Gather every line in the records below that contains the word "screenshot", and copy each one in full. Matching is case-sensitive.

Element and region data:
·····

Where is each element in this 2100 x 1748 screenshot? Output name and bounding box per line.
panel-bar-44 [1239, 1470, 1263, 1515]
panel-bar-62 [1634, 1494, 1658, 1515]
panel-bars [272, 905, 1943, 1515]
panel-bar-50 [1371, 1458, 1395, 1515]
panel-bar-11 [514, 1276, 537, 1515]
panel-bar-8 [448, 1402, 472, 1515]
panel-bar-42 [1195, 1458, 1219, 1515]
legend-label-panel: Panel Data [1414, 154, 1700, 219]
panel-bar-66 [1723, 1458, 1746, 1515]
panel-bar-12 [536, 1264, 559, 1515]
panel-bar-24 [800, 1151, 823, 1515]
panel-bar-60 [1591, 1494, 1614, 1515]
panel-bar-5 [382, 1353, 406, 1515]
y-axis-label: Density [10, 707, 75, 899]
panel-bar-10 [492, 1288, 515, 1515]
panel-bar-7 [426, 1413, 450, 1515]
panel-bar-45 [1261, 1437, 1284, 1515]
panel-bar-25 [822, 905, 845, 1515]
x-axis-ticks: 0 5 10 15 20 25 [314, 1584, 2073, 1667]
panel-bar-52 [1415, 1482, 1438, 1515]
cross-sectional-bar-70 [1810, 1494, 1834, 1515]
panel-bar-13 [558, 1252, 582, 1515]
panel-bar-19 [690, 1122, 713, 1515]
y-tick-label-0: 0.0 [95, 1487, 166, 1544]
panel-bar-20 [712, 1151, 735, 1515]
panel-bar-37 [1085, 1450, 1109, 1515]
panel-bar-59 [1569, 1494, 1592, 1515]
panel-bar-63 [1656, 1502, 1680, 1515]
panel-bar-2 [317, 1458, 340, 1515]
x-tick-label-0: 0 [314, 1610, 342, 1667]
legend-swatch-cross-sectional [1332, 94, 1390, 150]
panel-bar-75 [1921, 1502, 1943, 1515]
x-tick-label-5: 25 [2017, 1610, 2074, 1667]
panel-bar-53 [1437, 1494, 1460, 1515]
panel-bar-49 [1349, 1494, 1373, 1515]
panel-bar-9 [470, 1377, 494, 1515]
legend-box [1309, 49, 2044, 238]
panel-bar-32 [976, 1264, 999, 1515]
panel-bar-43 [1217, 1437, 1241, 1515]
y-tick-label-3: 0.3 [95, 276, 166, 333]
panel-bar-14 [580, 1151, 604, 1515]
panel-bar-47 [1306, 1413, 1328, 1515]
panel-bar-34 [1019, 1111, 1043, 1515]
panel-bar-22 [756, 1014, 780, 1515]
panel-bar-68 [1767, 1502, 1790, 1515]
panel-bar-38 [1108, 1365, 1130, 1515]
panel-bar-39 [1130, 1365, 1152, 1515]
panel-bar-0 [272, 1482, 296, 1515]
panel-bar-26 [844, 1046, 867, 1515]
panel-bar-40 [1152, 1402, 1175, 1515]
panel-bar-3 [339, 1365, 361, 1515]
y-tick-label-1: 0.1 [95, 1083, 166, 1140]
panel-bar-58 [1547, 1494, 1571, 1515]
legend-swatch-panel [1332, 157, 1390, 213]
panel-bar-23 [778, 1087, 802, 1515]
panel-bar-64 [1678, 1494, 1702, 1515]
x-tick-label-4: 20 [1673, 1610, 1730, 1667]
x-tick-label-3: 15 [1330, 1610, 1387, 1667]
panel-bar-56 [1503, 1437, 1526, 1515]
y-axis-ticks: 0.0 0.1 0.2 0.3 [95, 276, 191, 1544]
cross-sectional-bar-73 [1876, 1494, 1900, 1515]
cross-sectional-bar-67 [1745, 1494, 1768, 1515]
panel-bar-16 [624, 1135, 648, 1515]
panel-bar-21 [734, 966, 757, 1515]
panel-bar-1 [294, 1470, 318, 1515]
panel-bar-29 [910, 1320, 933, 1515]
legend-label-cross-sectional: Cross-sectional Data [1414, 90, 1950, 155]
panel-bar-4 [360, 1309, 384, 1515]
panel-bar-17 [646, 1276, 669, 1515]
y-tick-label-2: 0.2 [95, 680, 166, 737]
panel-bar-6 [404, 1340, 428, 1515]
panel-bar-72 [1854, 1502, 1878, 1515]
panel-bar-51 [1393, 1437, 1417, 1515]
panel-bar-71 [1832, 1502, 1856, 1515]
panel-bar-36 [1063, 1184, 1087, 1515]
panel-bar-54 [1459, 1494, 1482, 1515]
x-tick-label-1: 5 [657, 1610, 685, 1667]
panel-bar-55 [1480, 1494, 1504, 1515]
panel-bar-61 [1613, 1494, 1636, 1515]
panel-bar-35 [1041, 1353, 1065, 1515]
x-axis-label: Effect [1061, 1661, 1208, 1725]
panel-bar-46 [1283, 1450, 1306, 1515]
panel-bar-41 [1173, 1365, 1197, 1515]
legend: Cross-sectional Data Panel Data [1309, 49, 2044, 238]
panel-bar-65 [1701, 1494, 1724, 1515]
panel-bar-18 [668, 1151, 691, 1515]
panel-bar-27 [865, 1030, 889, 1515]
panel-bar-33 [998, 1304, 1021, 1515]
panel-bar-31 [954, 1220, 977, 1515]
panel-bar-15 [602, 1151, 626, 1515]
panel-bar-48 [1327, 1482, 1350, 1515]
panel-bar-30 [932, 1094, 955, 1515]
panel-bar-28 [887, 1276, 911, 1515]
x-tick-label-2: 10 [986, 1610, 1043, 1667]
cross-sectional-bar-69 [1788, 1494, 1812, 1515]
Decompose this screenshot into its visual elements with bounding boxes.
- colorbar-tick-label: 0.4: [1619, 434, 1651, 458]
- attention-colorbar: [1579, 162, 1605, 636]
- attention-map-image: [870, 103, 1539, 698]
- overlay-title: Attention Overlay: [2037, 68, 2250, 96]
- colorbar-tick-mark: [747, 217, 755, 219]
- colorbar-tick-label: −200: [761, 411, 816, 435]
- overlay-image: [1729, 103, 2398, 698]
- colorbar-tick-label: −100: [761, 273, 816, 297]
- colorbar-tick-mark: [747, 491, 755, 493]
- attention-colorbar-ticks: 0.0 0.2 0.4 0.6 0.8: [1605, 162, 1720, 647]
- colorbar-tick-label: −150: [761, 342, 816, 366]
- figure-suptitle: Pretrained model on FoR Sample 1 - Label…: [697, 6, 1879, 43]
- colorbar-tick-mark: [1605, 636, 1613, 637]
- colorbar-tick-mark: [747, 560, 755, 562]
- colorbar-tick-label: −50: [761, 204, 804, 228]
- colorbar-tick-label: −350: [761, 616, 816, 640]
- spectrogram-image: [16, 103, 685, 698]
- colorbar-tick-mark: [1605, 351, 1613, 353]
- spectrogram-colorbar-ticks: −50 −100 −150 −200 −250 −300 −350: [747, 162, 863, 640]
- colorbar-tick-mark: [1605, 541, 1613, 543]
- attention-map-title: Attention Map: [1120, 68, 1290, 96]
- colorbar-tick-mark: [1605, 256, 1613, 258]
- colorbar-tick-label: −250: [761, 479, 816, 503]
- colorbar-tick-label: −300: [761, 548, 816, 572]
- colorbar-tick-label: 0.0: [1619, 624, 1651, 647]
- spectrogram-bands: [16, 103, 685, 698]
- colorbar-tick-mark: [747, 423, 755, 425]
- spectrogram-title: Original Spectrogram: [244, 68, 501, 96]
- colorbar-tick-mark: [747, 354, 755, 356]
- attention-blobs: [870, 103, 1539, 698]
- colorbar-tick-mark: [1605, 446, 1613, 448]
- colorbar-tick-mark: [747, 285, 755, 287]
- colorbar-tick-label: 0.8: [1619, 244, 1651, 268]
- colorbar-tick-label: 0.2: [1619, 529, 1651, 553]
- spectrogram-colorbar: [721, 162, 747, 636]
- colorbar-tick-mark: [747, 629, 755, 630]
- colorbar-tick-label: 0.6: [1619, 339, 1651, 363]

·····

• Final result:
Where is each element in this 2100 x 1748 screenshot? Output name and bounding box per line.
Decompose this screenshot into its visual elements with bounding boxes.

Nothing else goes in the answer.